[Problem] Take the data that follows and retype it word for word.

___ Exercise data

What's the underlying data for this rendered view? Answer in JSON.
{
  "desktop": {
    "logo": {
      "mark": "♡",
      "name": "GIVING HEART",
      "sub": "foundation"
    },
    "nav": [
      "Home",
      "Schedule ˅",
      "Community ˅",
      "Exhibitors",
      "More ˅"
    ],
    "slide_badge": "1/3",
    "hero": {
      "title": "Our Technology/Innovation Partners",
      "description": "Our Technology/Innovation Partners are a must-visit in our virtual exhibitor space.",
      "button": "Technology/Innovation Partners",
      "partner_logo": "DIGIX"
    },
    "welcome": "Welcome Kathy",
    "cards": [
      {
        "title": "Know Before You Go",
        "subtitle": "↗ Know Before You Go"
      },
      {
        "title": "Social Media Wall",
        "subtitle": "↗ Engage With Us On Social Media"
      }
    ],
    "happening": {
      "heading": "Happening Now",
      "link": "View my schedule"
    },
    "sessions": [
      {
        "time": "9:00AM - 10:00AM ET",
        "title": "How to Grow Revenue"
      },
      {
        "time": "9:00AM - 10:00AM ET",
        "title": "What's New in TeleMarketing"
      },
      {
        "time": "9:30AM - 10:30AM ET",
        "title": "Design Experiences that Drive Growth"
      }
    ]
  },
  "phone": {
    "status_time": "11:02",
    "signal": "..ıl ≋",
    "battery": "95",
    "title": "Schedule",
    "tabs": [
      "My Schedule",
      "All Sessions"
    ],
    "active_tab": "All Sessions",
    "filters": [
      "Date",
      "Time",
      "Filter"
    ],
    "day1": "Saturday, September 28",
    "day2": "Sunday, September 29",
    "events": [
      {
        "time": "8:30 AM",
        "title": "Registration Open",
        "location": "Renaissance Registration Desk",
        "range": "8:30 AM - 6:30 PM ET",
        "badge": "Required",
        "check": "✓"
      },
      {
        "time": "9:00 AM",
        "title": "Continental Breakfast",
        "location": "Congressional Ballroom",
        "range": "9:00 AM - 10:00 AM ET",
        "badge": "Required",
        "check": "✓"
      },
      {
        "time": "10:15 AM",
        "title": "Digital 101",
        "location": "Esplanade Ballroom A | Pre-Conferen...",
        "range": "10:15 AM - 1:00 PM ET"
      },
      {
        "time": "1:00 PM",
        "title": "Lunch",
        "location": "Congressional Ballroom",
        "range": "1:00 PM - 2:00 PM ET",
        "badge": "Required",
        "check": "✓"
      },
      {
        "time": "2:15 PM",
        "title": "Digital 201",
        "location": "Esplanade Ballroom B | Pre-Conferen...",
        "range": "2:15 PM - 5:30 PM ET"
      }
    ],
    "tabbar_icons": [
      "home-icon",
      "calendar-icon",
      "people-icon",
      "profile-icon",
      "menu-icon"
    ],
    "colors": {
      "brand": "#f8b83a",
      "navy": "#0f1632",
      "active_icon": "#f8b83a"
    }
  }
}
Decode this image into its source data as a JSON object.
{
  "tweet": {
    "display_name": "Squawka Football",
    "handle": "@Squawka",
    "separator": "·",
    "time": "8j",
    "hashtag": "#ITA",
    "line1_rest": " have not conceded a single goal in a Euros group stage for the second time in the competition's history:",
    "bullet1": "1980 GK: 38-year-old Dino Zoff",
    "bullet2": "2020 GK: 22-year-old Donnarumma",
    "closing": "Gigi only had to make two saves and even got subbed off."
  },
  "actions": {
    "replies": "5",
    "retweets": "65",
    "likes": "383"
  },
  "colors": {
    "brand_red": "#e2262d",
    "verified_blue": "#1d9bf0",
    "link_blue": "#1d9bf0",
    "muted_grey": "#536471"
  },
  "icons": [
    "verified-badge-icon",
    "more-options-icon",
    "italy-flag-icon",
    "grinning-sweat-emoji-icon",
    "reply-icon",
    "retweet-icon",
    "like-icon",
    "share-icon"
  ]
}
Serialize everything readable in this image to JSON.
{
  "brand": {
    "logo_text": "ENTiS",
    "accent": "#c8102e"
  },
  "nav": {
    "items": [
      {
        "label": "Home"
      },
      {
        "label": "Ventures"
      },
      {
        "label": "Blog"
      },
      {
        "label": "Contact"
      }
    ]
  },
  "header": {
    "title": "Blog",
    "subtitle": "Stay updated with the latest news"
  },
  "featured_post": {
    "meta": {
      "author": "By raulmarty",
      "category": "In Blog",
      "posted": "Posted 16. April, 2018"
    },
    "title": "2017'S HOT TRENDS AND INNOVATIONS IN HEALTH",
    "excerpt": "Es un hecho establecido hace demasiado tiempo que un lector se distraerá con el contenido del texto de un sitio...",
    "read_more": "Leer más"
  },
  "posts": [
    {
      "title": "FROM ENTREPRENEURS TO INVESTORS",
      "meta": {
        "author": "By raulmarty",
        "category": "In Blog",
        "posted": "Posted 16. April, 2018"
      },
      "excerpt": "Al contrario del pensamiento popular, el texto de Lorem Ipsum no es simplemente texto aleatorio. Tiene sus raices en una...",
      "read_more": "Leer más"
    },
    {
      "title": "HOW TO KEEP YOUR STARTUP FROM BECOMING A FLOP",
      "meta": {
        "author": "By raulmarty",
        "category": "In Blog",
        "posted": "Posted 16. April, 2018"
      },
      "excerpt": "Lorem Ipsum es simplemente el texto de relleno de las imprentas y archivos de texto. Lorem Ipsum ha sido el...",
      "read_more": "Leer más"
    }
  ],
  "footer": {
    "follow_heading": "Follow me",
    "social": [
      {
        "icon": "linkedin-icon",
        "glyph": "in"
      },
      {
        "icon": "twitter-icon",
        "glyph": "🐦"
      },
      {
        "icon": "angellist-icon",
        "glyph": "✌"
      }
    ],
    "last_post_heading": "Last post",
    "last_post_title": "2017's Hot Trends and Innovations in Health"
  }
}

______

[Answer below]
What's the underlying data for this rendered view? Answer in JSON.
{
  "desktop": {
    "logo": {
      "mark": "♡",
      "name": "GIVING HEART",
      "sub": "foundation"
    },
    "nav": [
      "Home",
      "Schedule ˅",
      "Community ˅",
      "Exhibitors",
      "More ˅"
    ],
    "slide_badge": "1/3",
    "hero": {
      "title": "Our Technology/Innovation Partners",
      "description": "Our Technology/Innovation Partners are a must-visit in our virtual exhibitor space.",
      "button": "Technology/Innovation Partners",
      "partner_logo": "DIGIX"
    },
    "welcome": "Welcome Kathy",
    "cards": [
      {
        "title": "Know Before You Go",
        "subtitle": "↗ Know Before You Go"
      },
      {
        "title": "Social Media Wall",
        "subtitle": "↗ Engage With Us On Social Media"
      }
    ],
    "happening": {
      "heading": "Happening Now",
      "link": "View my schedule"
    },
    "sessions": [
      {
        "time": "9:00AM - 10:00AM ET",
        "title": "How to Grow Revenue"
      },
      {
        "time": "9:00AM - 10:00AM ET",
        "title": "What's New in TeleMarketing"
      },
      {
        "time": "9:30AM - 10:30AM ET",
        "title": "Design Experiences that Drive Growth"
      }
    ]
  },
  "phone": {
    "status_time": "11:02",
    "signal": "..ıl ≋",
    "battery": "95",
    "title": "Schedule",
    "tabs": [
      "My Schedule",
      "All Sessions"
    ],
    "active_tab": "All Sessions",
    "filters": [
      "Date",
      "Time",
      "Filter"
    ],
    "day1": "Saturday, September 28",
    "day2": "Sunday, September 29",
    "events": [
      {
        "time": "8:30 AM",
        "title": "Registration Open",
        "location": "Renaissance Registration Desk",
        "range": "8:30 AM - 6:30 PM ET",
        "badge": "Required",
        "check": "✓"
      },
      {
        "time": "9:00 AM",
        "title": "Continental Breakfast",
        "location": "Congressional Ballroom",
        "range": "9:00 AM - 10:00 AM ET",
        "badge": "Required",
        "check": "✓"
      },
      {
        "time": "10:15 AM",
        "title": "Digital 101",
        "location": "Esplanade Ballroom A | Pre-Conferen...",
        "range": "10:15 AM - 1:00 PM ET"
      },
      {
        "time": "1:00 PM",
        "title": "Lunch",
        "location": "Congressional Ballroom",
        "range": "1:00 PM - 2:00 PM ET",
        "badge": "Required",
        "check": "✓"
      },
      {
        "time": "2:15 PM",
        "title": "Digital 201",
        "location": "Esplanade Ballroom B | Pre-Conferen...",
        "range": "2:15 PM - 5:30 PM ET"
      }
    ],
    "tabbar_icons": [
      "home-icon",
      "calendar-icon",
      "people-icon",
      "profile-icon",
      "menu-icon"
    ],
    "colors": {
      "brand": "#f8b83a",
      "navy": "#0f1632",
      "active_icon": "#f8b83a"
    }
  }
}
Decode this image into its source data as a JSON object.
{
  "tweet": {
    "display_name": "Squawka Football",
    "handle": "@Squawka",
    "separator": "·",
    "time": "8j",
    "hashtag": "#ITA",
    "line1_rest": " have not conceded a single goal in a Euros group stage for the second time in the competition's history:",
    "bullet1": "1980 GK: 38-year-old Dino Zoff",
    "bullet2": "2020 GK: 22-year-old Donnarumma",
    "closing": "Gigi only had to make two saves and even got subbed off."
  },
  "actions": {
    "replies": "5",
    "retweets": "65",
    "likes": "383"
  },
  "colors": {
    "brand_red": "#e2262d",
    "verified_blue": "#1d9bf0",
    "link_blue": "#1d9bf0",
    "muted_grey": "#536471"
  },
  "icons": [
    "verified-badge-icon",
    "more-options-icon",
    "italy-flag-icon",
    "grinning-sweat-emoji-icon",
    "reply-icon",
    "retweet-icon",
    "like-icon",
    "share-icon"
  ]
}
Serialize everything readable in this image to JSON.
{
  "brand": {
    "logo_text": "ENTiS",
    "accent": "#c8102e"
  },
  "nav": {
    "items": [
      {
        "label": "Home"
      },
      {
        "label": "Ventures"
      },
      {
        "label": "Blog"
      },
      {
        "label": "Contact"
      }
    ]
  },
  "header": {
    "title": "Blog",
    "subtitle": "Stay updated with the latest news"
  },
  "featured_post": {
    "meta": {
      "author": "By raulmarty",
      "category": "In Blog",
      "posted": "Posted 16. April, 2018"
    },
    "title": "2017'S HOT TRENDS AND INNOVATIONS IN HEALTH",
    "excerpt": "Es un hecho establecido hace demasiado tiempo que un lector se distraerá con el contenido del texto de un sitio...",
    "read_more": "Leer más"
  },
  "posts": [
    {
      "title": "FROM ENTREPRENEURS TO INVESTORS",
      "meta": {
        "author": "By raulmarty",
        "category": "In Blog",
        "posted": "Posted 16. April, 2018"
      },
      "excerpt": "Al contrario del pensamiento popular, el texto de Lorem Ipsum no es simplemente texto aleatorio. Tiene sus raices en una...",
      "read_more": "Leer más"
    },
    {
      "title": "HOW TO KEEP YOUR STARTUP FROM BECOMING A FLOP",
      "meta": {
        "author": "By raulmarty",
        "category": "In Blog",
        "posted": "Posted 16. April, 2018"
      },
      "excerpt": "Lorem Ipsum es simplemente el texto de relleno de las imprentas y archivos de texto. Lorem Ipsum ha sido el...",
      "read_more": "Leer más"
    }
  ],
  "footer": {
    "follow_heading": "Follow me",
    "social": [
      {
        "icon": "linkedin-icon",
        "glyph": "in"
      },
      {
        "icon": "twitter-icon",
        "glyph": "🐦"
      },
      {
        "icon": "angellist-icon",
        "glyph": "✌"
      }
    ],
    "last_post_heading": "Last post",
    "last_post_title": "2017's Hot Trends and Innovations in Health"
  }
}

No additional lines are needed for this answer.